- [What you have to do]: Reproduce every line of the listing below, character for character, with nothing changed, added, or left out.

- [Excerpted data]:
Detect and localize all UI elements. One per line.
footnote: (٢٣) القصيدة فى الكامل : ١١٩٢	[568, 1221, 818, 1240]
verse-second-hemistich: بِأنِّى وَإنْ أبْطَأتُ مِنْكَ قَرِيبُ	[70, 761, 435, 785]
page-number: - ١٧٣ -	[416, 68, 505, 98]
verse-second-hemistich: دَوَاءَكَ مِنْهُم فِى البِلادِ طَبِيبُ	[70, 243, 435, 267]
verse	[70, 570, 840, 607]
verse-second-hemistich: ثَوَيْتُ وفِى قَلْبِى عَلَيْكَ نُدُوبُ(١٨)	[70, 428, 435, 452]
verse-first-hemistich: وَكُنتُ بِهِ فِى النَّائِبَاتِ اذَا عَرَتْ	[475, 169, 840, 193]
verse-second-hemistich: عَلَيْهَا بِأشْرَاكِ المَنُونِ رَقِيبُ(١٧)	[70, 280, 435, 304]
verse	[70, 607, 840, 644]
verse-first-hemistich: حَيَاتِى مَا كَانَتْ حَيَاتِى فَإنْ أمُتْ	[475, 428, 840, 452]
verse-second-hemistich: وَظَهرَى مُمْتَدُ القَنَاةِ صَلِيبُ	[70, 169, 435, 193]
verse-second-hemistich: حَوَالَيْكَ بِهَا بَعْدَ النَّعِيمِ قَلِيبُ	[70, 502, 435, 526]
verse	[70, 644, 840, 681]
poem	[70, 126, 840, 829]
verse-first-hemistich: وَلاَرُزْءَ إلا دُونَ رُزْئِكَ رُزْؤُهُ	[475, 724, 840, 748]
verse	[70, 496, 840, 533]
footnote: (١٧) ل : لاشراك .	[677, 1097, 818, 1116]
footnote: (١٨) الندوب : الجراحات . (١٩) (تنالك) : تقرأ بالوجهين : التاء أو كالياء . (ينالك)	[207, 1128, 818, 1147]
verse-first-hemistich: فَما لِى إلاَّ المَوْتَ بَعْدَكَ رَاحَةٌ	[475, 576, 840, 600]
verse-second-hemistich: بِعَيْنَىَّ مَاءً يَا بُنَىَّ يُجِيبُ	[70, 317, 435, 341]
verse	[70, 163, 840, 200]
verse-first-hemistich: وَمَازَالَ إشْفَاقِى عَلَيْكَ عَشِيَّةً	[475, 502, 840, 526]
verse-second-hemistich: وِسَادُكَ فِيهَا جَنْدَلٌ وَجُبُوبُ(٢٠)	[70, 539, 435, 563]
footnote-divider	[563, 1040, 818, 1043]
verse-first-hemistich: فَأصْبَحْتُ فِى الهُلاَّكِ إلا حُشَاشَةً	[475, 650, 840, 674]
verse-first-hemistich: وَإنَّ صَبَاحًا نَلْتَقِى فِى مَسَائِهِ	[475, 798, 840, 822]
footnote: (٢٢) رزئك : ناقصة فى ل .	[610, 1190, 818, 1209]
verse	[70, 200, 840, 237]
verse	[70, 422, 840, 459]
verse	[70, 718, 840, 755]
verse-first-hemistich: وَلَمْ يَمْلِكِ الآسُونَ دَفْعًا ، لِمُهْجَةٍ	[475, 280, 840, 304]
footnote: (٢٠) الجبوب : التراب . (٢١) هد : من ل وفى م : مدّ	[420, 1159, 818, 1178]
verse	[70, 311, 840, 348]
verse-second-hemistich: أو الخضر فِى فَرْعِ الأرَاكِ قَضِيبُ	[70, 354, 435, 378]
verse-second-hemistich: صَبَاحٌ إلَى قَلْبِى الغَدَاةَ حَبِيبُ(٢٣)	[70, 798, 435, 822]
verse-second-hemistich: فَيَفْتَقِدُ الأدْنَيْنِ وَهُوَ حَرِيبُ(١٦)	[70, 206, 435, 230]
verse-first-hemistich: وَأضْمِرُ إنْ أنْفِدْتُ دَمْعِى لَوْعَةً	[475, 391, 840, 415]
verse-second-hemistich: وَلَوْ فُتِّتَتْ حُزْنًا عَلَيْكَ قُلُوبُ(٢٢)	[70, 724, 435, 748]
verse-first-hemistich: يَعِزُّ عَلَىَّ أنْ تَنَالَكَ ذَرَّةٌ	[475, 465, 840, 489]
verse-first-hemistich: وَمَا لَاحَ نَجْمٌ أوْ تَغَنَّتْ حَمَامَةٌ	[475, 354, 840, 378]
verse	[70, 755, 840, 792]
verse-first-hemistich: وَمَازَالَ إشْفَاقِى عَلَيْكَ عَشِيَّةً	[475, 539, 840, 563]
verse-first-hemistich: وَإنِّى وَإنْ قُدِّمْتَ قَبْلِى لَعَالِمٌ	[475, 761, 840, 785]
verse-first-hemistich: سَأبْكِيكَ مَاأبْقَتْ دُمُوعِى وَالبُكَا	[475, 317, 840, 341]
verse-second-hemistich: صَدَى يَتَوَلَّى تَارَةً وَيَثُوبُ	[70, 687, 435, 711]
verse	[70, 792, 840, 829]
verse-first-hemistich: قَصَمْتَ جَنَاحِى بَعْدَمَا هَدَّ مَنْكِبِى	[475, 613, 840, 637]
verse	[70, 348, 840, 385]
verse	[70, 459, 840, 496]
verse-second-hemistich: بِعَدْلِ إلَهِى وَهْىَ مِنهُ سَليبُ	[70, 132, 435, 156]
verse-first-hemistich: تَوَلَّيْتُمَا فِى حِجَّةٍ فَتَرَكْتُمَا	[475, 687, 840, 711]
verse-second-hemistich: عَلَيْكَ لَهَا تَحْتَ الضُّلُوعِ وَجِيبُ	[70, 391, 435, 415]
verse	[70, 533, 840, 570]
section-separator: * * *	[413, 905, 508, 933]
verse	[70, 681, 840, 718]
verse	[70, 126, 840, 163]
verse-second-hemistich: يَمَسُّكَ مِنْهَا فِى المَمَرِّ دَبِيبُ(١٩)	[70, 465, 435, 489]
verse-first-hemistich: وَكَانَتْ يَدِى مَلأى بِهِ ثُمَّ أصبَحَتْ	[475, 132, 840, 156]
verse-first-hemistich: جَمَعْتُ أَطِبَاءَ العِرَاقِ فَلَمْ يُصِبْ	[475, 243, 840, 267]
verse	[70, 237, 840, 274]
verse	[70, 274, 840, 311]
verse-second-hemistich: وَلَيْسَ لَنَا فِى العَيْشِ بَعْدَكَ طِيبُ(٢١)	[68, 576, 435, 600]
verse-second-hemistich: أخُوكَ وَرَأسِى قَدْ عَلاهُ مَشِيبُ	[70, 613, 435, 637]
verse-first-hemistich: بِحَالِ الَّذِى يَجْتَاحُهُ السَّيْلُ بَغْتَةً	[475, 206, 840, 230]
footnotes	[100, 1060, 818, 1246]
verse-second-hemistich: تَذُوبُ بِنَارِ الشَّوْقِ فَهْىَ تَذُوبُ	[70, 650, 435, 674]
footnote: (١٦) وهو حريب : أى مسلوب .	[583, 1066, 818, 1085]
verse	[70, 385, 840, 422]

- [The response]:
Detect and localize all UI elements. One per line.
footnote: (٢٣) القصيدة فى الكامل : ١١٩٢	[568, 1221, 818, 1240]
verse-second-hemistich: بِأنِّى وَإنْ أبْطَأتُ مِنْكَ قَرِيبُ	[70, 761, 435, 785]
page-number: - ١٧٣ -	[416, 68, 505, 98]
verse-second-hemistich: دَوَاءَكَ مِنْهُم فِى البِلادِ طَبِيبُ	[70, 243, 435, 267]
verse	[70, 570, 840, 607]
verse-second-hemistich: ثَوَيْتُ وفِى قَلْبِى عَلَيْكَ نُدُوبُ(١٨)	[70, 428, 435, 452]
verse-first-hemistich: وَكُنتُ بِهِ فِى النَّائِبَاتِ اذَا عَرَتْ	[475, 169, 840, 193]
verse-second-hemistich: عَلَيْهَا بِأشْرَاكِ المَنُونِ رَقِيبُ(١٧)	[70, 280, 435, 304]
verse	[70, 607, 840, 644]
verse-first-hemistich: حَيَاتِى مَا كَانَتْ حَيَاتِى فَإنْ أمُتْ	[475, 428, 840, 452]
verse-second-hemistich: وَظَهرَى مُمْتَدُ القَنَاةِ صَلِيبُ	[70, 169, 435, 193]
verse-second-hemistich: حَوَالَيْكَ بِهَا بَعْدَ النَّعِيمِ قَلِيبُ	[70, 502, 435, 526]
verse	[70, 644, 840, 681]
poem	[70, 126, 840, 829]
verse-first-hemistich: وَلاَرُزْءَ إلا دُونَ رُزْئِكَ رُزْؤُهُ	[475, 724, 840, 748]
verse	[70, 496, 840, 533]
footnote: (١٧) ل : لاشراك .	[677, 1097, 818, 1116]
footnote: (١٨) الندوب : الجراحات . (١٩) (تنالك) : تقرأ بالوجهين : التاء أو كالياء . (ينالك)	[207, 1128, 818, 1147]
verse-first-hemistich: فَما لِى إلاَّ المَوْتَ بَعْدَكَ رَاحَةٌ	[475, 576, 840, 600]
verse-second-hemistich: بِعَيْنَىَّ مَاءً يَا بُنَىَّ يُجِيبُ	[70, 317, 435, 341]
verse	[70, 163, 840, 200]
verse-first-hemistich: وَمَازَالَ إشْفَاقِى عَلَيْكَ عَشِيَّةً	[475, 502, 840, 526]
verse-second-hemistich: وِسَادُكَ فِيهَا جَنْدَلٌ وَجُبُوبُ(٢٠)	[70, 539, 435, 563]
footnote-divider	[563, 1040, 818, 1043]
verse-first-hemistich: فَأصْبَحْتُ فِى الهُلاَّكِ إلا حُشَاشَةً	[475, 650, 840, 674]
verse-first-hemistich: وَإنَّ صَبَاحًا نَلْتَقِى فِى مَسَائِهِ	[475, 798, 840, 822]
footnote: (٢٢) رزئك : ناقصة فى ل .	[610, 1190, 818, 1209]
verse	[70, 200, 840, 237]
verse	[70, 422, 840, 459]
verse	[70, 718, 840, 755]
verse-first-hemistich: وَلَمْ يَمْلِكِ الآسُونَ دَفْعًا ، لِمُهْجَةٍ	[475, 280, 840, 304]
footnote: (٢٠) الجبوب : التراب . (٢١) هد : من ل وفى م : مدّ	[420, 1159, 818, 1178]
verse	[70, 311, 840, 348]
verse-second-hemistich: أو الخضر فِى فَرْعِ الأرَاكِ قَضِيبُ	[70, 354, 435, 378]
verse-second-hemistich: صَبَاحٌ إلَى قَلْبِى الغَدَاةَ حَبِيبُ(٢٣)	[70, 798, 435, 822]
verse-second-hemistich: فَيَفْتَقِدُ الأدْنَيْنِ وَهُوَ حَرِيبُ(١٦)	[70, 206, 435, 230]
verse-first-hemistich: وَأضْمِرُ إنْ أنْفِدْتُ دَمْعِى لَوْعَةً	[475, 391, 840, 415]
verse-second-hemistich: وَلَوْ فُتِّتَتْ حُزْنًا عَلَيْكَ قُلُوبُ(٢٢)	[70, 724, 435, 748]
verse-first-hemistich: يَعِزُّ عَلَىَّ أنْ تَنَالَكَ ذَرَّةٌ	[475, 465, 840, 489]
verse-first-hemistich: وَمَا لَاحَ نَجْمٌ أوْ تَغَنَّتْ حَمَامَةٌ	[475, 354, 840, 378]
verse	[70, 755, 840, 792]
verse-first-hemistich: وَمَازَالَ إشْفَاقِى عَلَيْكَ عَشِيَّةً	[475, 539, 840, 563]
verse-first-hemistich: وَإنِّى وَإنْ قُدِّمْتَ قَبْلِى لَعَالِمٌ	[475, 761, 840, 785]
verse-first-hemistich: سَأبْكِيكَ مَاأبْقَتْ دُمُوعِى وَالبُكَا	[475, 317, 840, 341]
verse-second-hemistich: صَدَى يَتَوَلَّى تَارَةً وَيَثُوبُ	[70, 687, 435, 711]
verse	[70, 792, 840, 829]
verse-first-hemistich: قَصَمْتَ جَنَاحِى بَعْدَمَا هَدَّ مَنْكِبِى	[475, 613, 840, 637]
verse	[70, 348, 840, 385]
verse	[70, 459, 840, 496]
verse-second-hemistich: بِعَدْلِ إلَهِى وَهْىَ مِنهُ سَليبُ	[70, 132, 435, 156]
verse-first-hemistich: تَوَلَّيْتُمَا فِى حِجَّةٍ فَتَرَكْتُمَا	[475, 687, 840, 711]
verse-second-hemistich: عَلَيْكَ لَهَا تَحْتَ الضُّلُوعِ وَجِيبُ	[70, 391, 435, 415]
verse	[70, 533, 840, 570]
section-separator: * * *	[413, 905, 508, 933]
verse	[70, 681, 840, 718]
verse	[70, 126, 840, 163]
verse-second-hemistich: يَمَسُّكَ مِنْهَا فِى المَمَرِّ دَبِيبُ(١٩)	[70, 465, 435, 489]
verse-first-hemistich: وَكَانَتْ يَدِى مَلأى بِهِ ثُمَّ أصبَحَتْ	[475, 132, 840, 156]
verse-first-hemistich: جَمَعْتُ أَطِبَاءَ العِرَاقِ فَلَمْ يُصِبْ	[475, 243, 840, 267]
verse	[70, 237, 840, 274]
verse	[70, 274, 840, 311]
verse-second-hemistich: وَلَيْسَ لَنَا فِى العَيْشِ بَعْدَكَ طِيبُ(٢١)	[68, 576, 435, 600]
verse-second-hemistich: أخُوكَ وَرَأسِى قَدْ عَلاهُ مَشِيبُ	[70, 613, 435, 637]
verse-first-hemistich: بِحَالِ الَّذِى يَجْتَاحُهُ السَّيْلُ بَغْتَةً	[475, 206, 840, 230]
footnotes	[100, 1060, 818, 1246]
verse-second-hemistich: تَذُوبُ بِنَارِ الشَّوْقِ فَهْىَ تَذُوبُ	[70, 650, 435, 674]
footnote: (١٦) وهو حريب : أى مسلوب .	[583, 1066, 818, 1085]
verse	[70, 385, 840, 422]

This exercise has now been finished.